(Data entries)
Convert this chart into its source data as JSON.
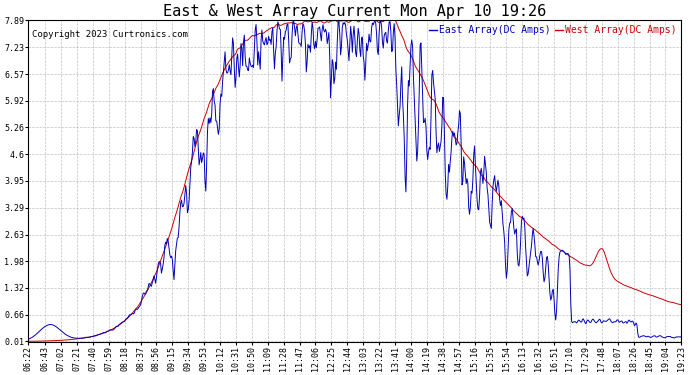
{
  "title": "East & West Array Current Mon Apr 10 19:26",
  "copyright": "Copyright 2023 Curtronics.com",
  "legend_east": "East Array(DC Amps)",
  "legend_west": "West Array(DC Amps)",
  "yticks": [
    0.01,
    0.66,
    1.32,
    1.98,
    2.63,
    3.29,
    3.95,
    4.6,
    5.26,
    5.92,
    6.57,
    7.23,
    7.89
  ],
  "ylim": [
    0.0,
    7.89
  ],
  "east_color": "#0000bb",
  "west_color": "#cc0000",
  "bg_color": "#ffffff",
  "grid_color": "#bbbbbb",
  "title_fontsize": 11,
  "legend_fontsize": 7,
  "tick_fontsize": 6,
  "copyright_fontsize": 6.5
}
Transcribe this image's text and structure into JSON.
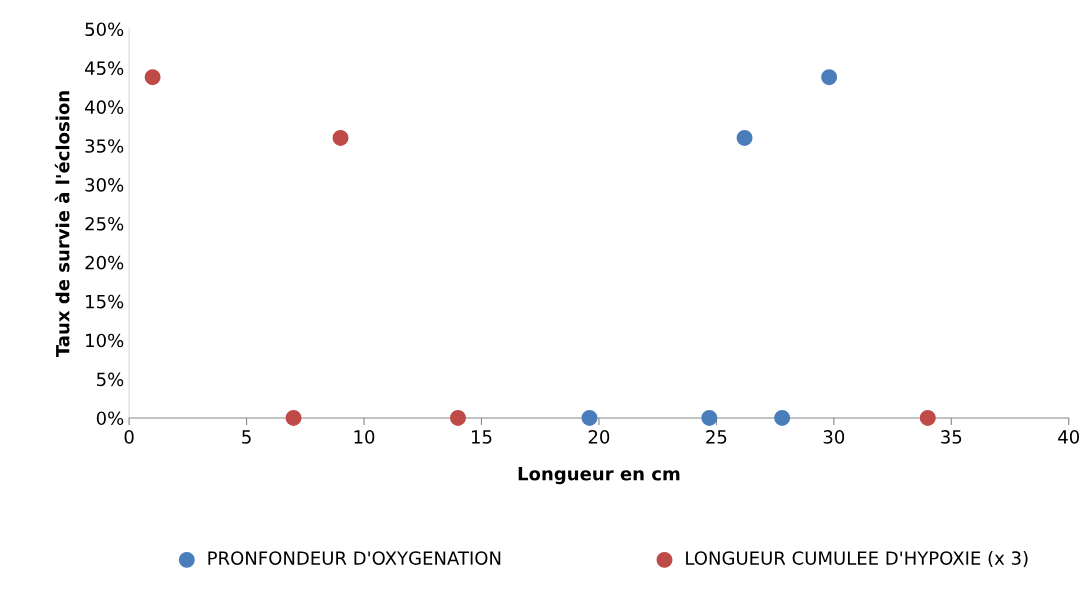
{
  "chart_data": {
    "type": "scatter",
    "xlabel": "Longueur en cm",
    "ylabel": "Taux de survie à l'éclosion",
    "xlim": [
      0,
      40
    ],
    "xticks": [
      0,
      5,
      10,
      15,
      20,
      25,
      30,
      35,
      40
    ],
    "ylim": [
      0,
      50
    ],
    "yticks": [
      {
        "value": 0,
        "label": "0%"
      },
      {
        "value": 5,
        "label": "5%"
      },
      {
        "value": 10,
        "label": "10%"
      },
      {
        "value": 15,
        "label": "15%"
      },
      {
        "value": 20,
        "label": "20%"
      },
      {
        "value": 25,
        "label": "25%"
      },
      {
        "value": 30,
        "label": "30%"
      },
      {
        "value": 35,
        "label": "35%"
      },
      {
        "value": 40,
        "label": "40%"
      },
      {
        "value": 45,
        "label": "45%"
      },
      {
        "value": 50,
        "label": "50%"
      }
    ],
    "grid": false,
    "legend": "bottom",
    "marker": "circle",
    "series": [
      {
        "name": "PRONFONDEUR D'OXYGENATION",
        "color": "#4a7ebb",
        "x": [
          19.6,
          24.7,
          27.8,
          26.2,
          29.8
        ],
        "values": [
          0,
          0,
          0,
          36,
          43.8
        ]
      },
      {
        "name": "LONGUEUR CUMULEE D'HYPOXIE (x 3)",
        "color": "#be4b48",
        "x": [
          1,
          7,
          9,
          14,
          34
        ],
        "values": [
          43.8,
          0,
          36,
          0,
          0
        ]
      }
    ]
  }
}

Required task: Pull out each line of the listing that holds the string "Array".

Result of the task:
  "title": "East & West Array Current Mon Apr 10 19:26",
  "legend_east": "East Array(DC Amps)",
  "legend_west": "West Array(DC Amps)",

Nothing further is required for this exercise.